# GOAL
Only the number is wanted: how many lines contain "Victoria"?

[Dataset items]
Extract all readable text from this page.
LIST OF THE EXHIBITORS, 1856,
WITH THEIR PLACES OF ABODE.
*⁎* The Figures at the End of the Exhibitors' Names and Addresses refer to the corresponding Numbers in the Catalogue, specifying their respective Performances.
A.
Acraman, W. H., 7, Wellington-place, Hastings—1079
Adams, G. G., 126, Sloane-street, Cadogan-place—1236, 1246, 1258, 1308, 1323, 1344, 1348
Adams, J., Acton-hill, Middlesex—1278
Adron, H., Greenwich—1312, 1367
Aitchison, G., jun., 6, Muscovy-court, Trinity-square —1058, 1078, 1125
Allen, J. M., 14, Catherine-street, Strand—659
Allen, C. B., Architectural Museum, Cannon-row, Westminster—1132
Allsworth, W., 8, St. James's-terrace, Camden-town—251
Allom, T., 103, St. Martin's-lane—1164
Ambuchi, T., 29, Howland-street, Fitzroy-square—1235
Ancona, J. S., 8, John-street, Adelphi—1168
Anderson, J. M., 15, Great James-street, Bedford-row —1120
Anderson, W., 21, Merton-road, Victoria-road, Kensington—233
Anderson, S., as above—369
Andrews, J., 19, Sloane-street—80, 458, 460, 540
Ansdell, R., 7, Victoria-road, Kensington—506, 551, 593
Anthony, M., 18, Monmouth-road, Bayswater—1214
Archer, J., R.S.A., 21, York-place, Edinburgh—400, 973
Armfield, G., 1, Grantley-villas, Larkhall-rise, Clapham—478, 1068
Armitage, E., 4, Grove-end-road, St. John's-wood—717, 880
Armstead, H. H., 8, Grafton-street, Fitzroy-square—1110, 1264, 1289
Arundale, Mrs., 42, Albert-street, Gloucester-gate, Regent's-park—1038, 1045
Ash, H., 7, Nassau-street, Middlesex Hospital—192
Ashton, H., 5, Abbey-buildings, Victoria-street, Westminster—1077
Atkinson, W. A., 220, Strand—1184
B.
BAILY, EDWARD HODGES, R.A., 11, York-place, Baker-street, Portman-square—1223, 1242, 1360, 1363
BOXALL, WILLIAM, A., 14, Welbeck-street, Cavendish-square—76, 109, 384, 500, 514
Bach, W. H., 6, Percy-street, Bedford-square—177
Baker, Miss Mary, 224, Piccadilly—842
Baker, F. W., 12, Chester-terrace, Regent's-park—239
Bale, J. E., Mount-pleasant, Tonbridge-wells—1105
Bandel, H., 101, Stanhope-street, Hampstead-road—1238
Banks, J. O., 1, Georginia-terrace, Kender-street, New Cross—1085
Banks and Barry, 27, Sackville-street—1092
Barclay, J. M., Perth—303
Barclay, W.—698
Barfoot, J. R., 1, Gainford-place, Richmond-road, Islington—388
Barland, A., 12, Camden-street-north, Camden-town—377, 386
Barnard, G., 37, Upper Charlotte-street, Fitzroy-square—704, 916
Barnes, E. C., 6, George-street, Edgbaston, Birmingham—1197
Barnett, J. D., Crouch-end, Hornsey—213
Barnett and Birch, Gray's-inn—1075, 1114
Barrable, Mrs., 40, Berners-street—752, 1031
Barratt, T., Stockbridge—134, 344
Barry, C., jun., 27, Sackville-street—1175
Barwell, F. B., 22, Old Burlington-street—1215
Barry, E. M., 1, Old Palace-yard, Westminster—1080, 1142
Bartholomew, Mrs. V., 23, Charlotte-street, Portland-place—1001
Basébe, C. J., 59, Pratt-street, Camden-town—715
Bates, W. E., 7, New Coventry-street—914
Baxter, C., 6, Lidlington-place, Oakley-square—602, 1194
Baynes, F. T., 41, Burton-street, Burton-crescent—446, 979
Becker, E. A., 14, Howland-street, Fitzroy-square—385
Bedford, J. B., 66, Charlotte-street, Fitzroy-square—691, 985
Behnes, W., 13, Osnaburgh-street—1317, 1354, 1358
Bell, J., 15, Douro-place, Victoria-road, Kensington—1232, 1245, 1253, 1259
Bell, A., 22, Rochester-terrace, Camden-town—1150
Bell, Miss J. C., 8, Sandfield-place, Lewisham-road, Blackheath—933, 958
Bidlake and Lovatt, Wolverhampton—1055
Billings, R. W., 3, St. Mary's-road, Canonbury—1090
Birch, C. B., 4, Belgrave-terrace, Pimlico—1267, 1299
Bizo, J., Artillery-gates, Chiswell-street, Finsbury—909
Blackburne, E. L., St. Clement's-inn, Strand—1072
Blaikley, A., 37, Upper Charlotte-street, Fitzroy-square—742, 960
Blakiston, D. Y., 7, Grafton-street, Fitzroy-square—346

# SOLVED PROBLEM
4